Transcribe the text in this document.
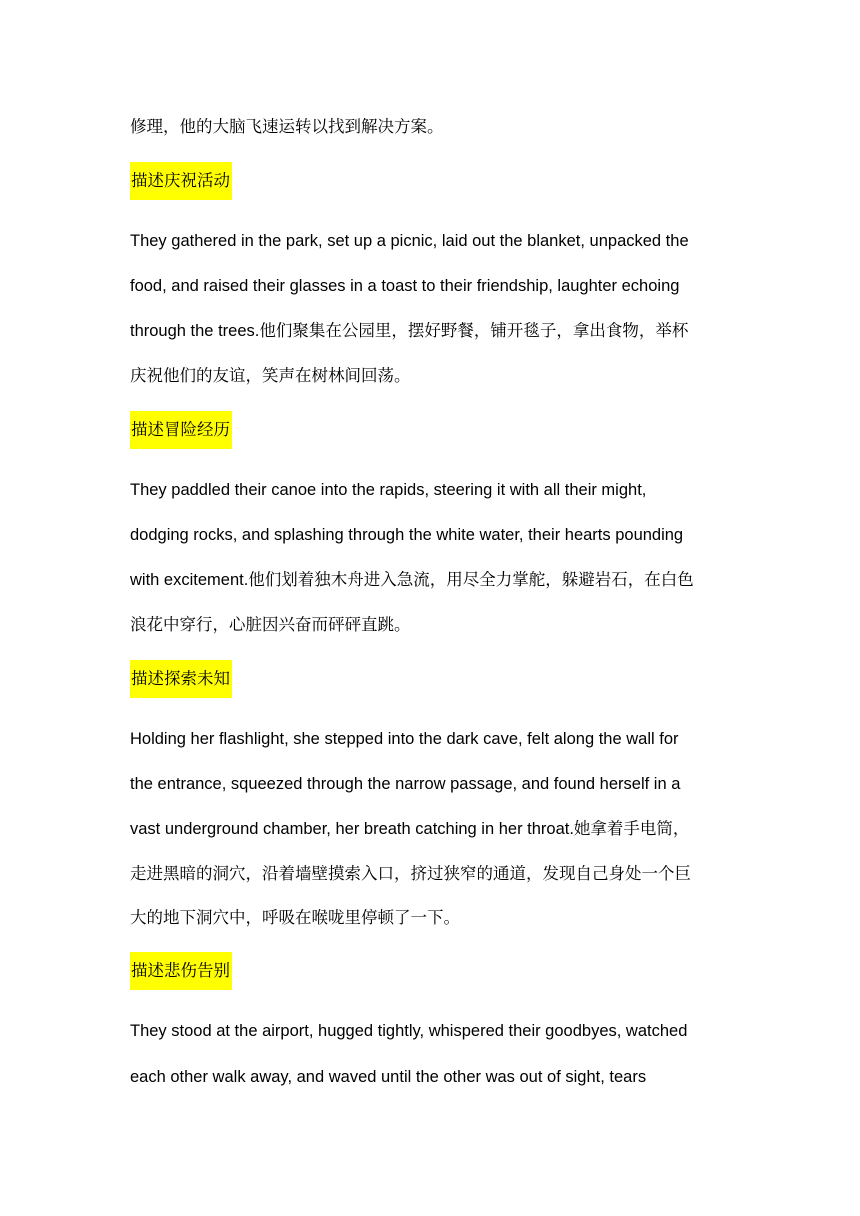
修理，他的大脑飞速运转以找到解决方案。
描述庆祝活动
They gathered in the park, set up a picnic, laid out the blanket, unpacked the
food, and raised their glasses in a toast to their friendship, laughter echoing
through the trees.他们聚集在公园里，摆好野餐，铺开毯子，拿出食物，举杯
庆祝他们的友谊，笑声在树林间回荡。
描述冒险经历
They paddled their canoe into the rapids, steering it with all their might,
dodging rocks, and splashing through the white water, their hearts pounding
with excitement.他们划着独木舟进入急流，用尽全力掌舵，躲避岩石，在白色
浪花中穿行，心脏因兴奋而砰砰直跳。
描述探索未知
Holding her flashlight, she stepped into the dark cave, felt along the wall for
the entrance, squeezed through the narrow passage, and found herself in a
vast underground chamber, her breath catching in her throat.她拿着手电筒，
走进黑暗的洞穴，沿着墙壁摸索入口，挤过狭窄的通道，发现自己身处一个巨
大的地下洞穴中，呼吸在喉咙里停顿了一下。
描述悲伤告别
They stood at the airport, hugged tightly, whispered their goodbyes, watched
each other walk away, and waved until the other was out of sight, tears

════

--- Do this ---
Images do not belong in the copy; reproduce all other parts of the records above verbatim.

--- Problem solution ---
Transcribe the text in this document.
修理，他的大脑飞速运转以找到解决方案。
描述庆祝活动
They gathered in the park, set up a picnic, laid out the blanket, unpacked the
food, and raised their glasses in a toast to their friendship, laughter echoing
through the trees.他们聚集在公园里，摆好野餐，铺开毯子，拿出食物，举杯
庆祝他们的友谊，笑声在树林间回荡。
描述冒险经历
They paddled their canoe into the rapids, steering it with all their might,
dodging rocks, and splashing through the white water, their hearts pounding
with excitement.他们划着独木舟进入急流，用尽全力掌舵，躲避岩石，在白色
浪花中穿行，心脏因兴奋而砰砰直跳。
描述探索未知
Holding her flashlight, she stepped into the dark cave, felt along the wall for
the entrance, squeezed through the narrow passage, and found herself in a
vast underground chamber, her breath catching in her throat.她拿着手电筒，
走进黑暗的洞穴，沿着墙壁摸索入口，挤过狭窄的通道，发现自己身处一个巨
大的地下洞穴中，呼吸在喉咙里停顿了一下。
描述悲伤告别
They stood at the airport, hugged tightly, whispered their goodbyes, watched
each other walk away, and waved until the other was out of sight, tears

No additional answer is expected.